:: Records to use ::
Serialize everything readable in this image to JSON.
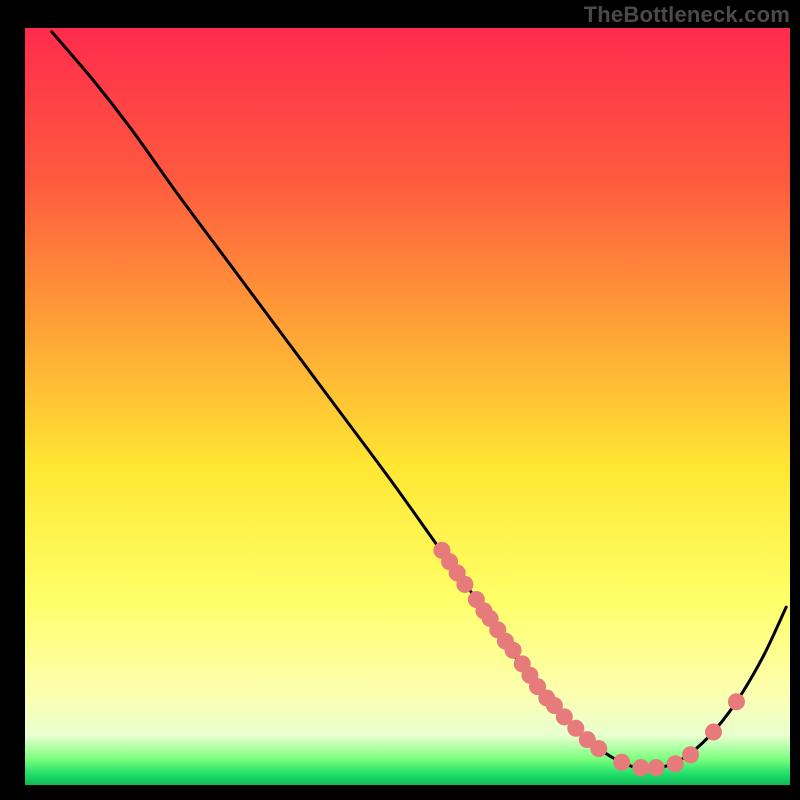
{
  "watermark": "TheBottleneck.com",
  "chart_data": {
    "type": "line",
    "title": "",
    "xlabel": "",
    "ylabel": "",
    "xlim": [
      0,
      100
    ],
    "ylim": [
      0,
      100
    ],
    "background_gradient": {
      "stops": [
        {
          "offset": 0.0,
          "color": "#ff2b4d"
        },
        {
          "offset": 0.2,
          "color": "#ff5a3f"
        },
        {
          "offset": 0.4,
          "color": "#ffa336"
        },
        {
          "offset": 0.58,
          "color": "#ffe733"
        },
        {
          "offset": 0.75,
          "color": "#ffff66"
        },
        {
          "offset": 0.88,
          "color": "#fcffb0"
        },
        {
          "offset": 0.935,
          "color": "#e8ffd0"
        },
        {
          "offset": 0.965,
          "color": "#7dff7d"
        },
        {
          "offset": 0.985,
          "color": "#22e06a"
        },
        {
          "offset": 1.0,
          "color": "#0fb85a"
        }
      ]
    },
    "series": [
      {
        "name": "bottleneck-curve",
        "type": "line",
        "x": [
          3.5,
          9.0,
          14.0,
          20.0,
          27.0,
          34.0,
          41.0,
          48.0,
          54.0,
          59.0,
          63.0,
          66.5,
          70.0,
          73.5,
          77.0,
          80.0,
          83.0,
          86.0,
          89.5,
          93.0,
          96.5,
          99.5
        ],
        "y": [
          99.5,
          93.0,
          86.5,
          78.0,
          68.5,
          59.0,
          49.5,
          40.0,
          31.5,
          24.5,
          18.5,
          13.5,
          9.5,
          6.0,
          3.5,
          2.3,
          2.3,
          3.5,
          6.5,
          11.0,
          17.0,
          23.5
        ]
      },
      {
        "name": "highlight-dots",
        "type": "scatter",
        "x": [
          54.5,
          55.5,
          56.5,
          57.5,
          59.0,
          60.0,
          60.8,
          61.8,
          62.8,
          63.8,
          65.0,
          66.0,
          67.0,
          68.2,
          69.2,
          70.5,
          72.0,
          73.5,
          75.0,
          78.0,
          80.5,
          82.5,
          85.0,
          87.0,
          90.0,
          93.0
        ],
        "y": [
          31.0,
          29.5,
          28.0,
          26.5,
          24.5,
          23.0,
          22.0,
          20.5,
          19.0,
          17.8,
          16.0,
          14.5,
          13.0,
          11.5,
          10.5,
          9.0,
          7.5,
          6.0,
          4.8,
          3.0,
          2.3,
          2.3,
          2.8,
          4.0,
          7.0,
          11.0
        ]
      }
    ]
  }
}
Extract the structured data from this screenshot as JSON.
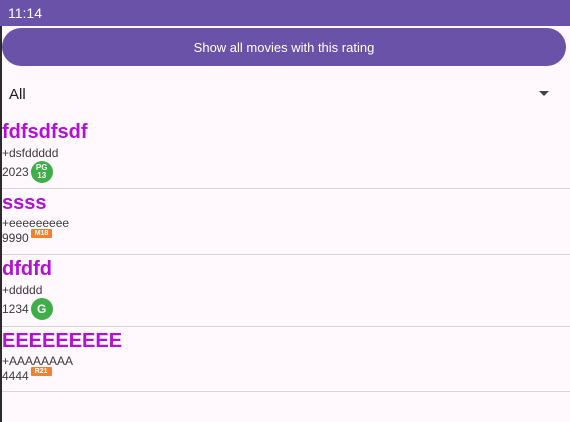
{
  "status_bar": {
    "time": "11:14"
  },
  "main_button": {
    "label": "Show all movies with this rating"
  },
  "filter": {
    "selected": "All"
  },
  "movies": [
    {
      "title": "fdfsdfsdf",
      "subtitle": "+dsfddddd",
      "year": "2023",
      "rating_top": "PG",
      "rating_bottom": "13",
      "rating_style": "circle-green-two-line"
    },
    {
      "title": "ssss",
      "subtitle": "+eeeeeeeee",
      "year": "9990",
      "rating": "M18",
      "rating_style": "tag-orange"
    },
    {
      "title": "dfdfd",
      "subtitle": "+ddddd",
      "year": "1234",
      "rating": "G",
      "rating_style": "circle-green"
    },
    {
      "title": "EEEEEEEEE",
      "subtitle": "+AAAAAAAA",
      "year": "4444",
      "rating": "R21",
      "rating_style": "tag-orange"
    }
  ],
  "colors": {
    "primary": "#6a52a8",
    "title": "#b310d6",
    "rating_green": "#3fae49",
    "rating_orange": "#ee8233",
    "background": "#fff9fd"
  }
}
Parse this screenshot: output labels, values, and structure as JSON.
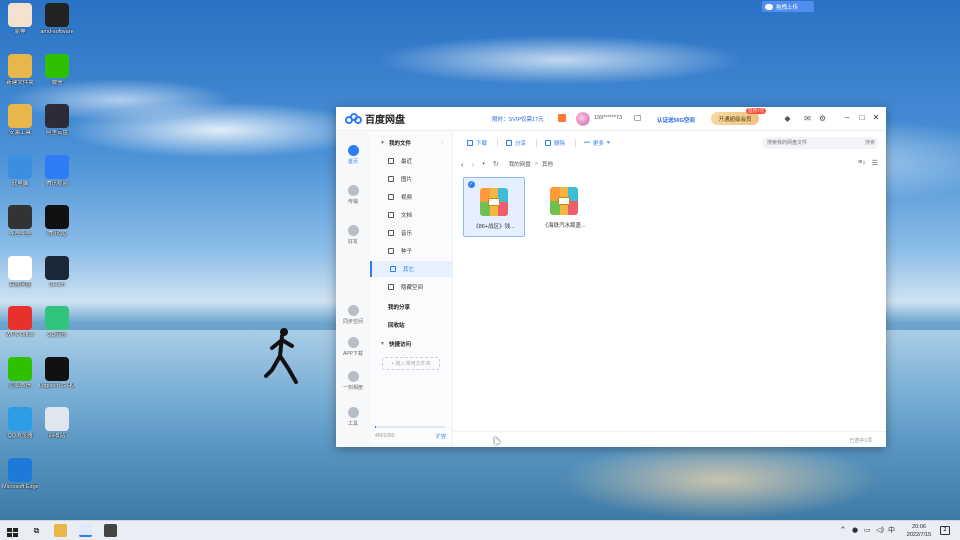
:::
▶ [Work required] Exactly reproduce the entries above, minus the pictures.

▶ [Solved problem]
Serialize everything readable in this image to JSON.
{
  "watermark": "TheBottleneck.com",
  "chart_data": {
    "type": "line",
    "title": "",
    "xlabel": "",
    "ylabel": "",
    "xlim": [
      0,
      100
    ],
    "ylim": [
      0,
      100
    ],
    "background_gradient": {
      "stops": [
        {
          "offset": 0.0,
          "color": "#ff2b4d"
        },
        {
          "offset": 0.2,
          "color": "#ff5a3f"
        },
        {
          "offset": 0.4,
          "color": "#ffa336"
        },
        {
          "offset": 0.58,
          "color": "#ffe733"
        },
        {
          "offset": 0.75,
          "color": "#ffff66"
        },
        {
          "offset": 0.88,
          "color": "#fcffb0"
        },
        {
          "offset": 0.935,
          "color": "#e8ffd0"
        },
        {
          "offset": 0.965,
          "color": "#7dff7d"
        },
        {
          "offset": 0.985,
          "color": "#22e06a"
        },
        {
          "offset": 1.0,
          "color": "#0fb85a"
        }
      ]
    },
    "series": [
      {
        "name": "bottleneck-curve",
        "type": "line",
        "x": [
          3.5,
          9.0,
          14.0,
          20.0,
          27.0,
          34.0,
          41.0,
          48.0,
          54.0,
          59.0,
          63.0,
          66.5,
          70.0,
          73.5,
          77.0,
          80.0,
          83.0,
          86.0,
          89.5,
          93.0,
          96.5,
          99.5
        ],
        "y": [
          99.5,
          93.0,
          86.5,
          78.0,
          68.5,
          59.0,
          49.5,
          40.0,
          31.5,
          24.5,
          18.5,
          13.5,
          9.5,
          6.0,
          3.5,
          2.3,
          2.3,
          3.5,
          6.5,
          11.0,
          17.0,
          23.5
        ]
      },
      {
        "name": "highlight-dots",
        "type": "scatter",
        "x": [
          54.5,
          55.5,
          56.5,
          57.5,
          59.0,
          60.0,
          60.8,
          61.8,
          62.8,
          63.8,
          65.0,
          66.0,
          67.0,
          68.2,
          69.2,
          70.5,
          72.0,
          73.5,
          75.0,
          78.0,
          80.5,
          82.5,
          85.0,
          87.0,
          90.0,
          93.0
        ],
        "y": [
          31.0,
          29.5,
          28.0,
          26.5,
          24.5,
          23.0,
          22.0,
          20.5,
          19.0,
          17.8,
          16.0,
          14.5,
          13.0,
          11.5,
          10.5,
          9.0,
          7.5,
          6.0,
          4.8,
          3.0,
          2.3,
          2.3,
          2.8,
          4.0,
          7.0,
          11.0
        ]
      }
    ]
  }
}
Extract the structured data from this screenshot as JSON.
{
  "status_bar": {
    "time": "11:14"
  },
  "main_button": {
    "label": "Show all movies with this rating"
  },
  "filter": {
    "selected": "All"
  },
  "movies": [
    {
      "title": "fdfsdfsdf",
      "subtitle": "+dsfddddd",
      "year": "2023",
      "rating_top": "PG",
      "rating_bottom": "13",
      "rating_style": "circle-green-two-line"
    },
    {
      "title": "ssss",
      "subtitle": "+eeeeeeeee",
      "year": "9990",
      "rating": "M18",
      "rating_style": "tag-orange"
    },
    {
      "title": "dfdfd",
      "subtitle": "+ddddd",
      "year": "1234",
      "rating": "G",
      "rating_style": "circle-green"
    },
    {
      "title": "EEEEEEEEE",
      "subtitle": "+AAAAAAAA",
      "year": "4444",
      "rating": "R21",
      "rating_style": "tag-orange"
    }
  ],
  "colors": {
    "primary": "#6a52a8",
    "title": "#b310d6",
    "rating_green": "#3fae49",
    "rating_orange": "#ee8233",
    "background": "#fff9fd"
  }
}
Parse this screenshot: output labels, values, and structure as JSON.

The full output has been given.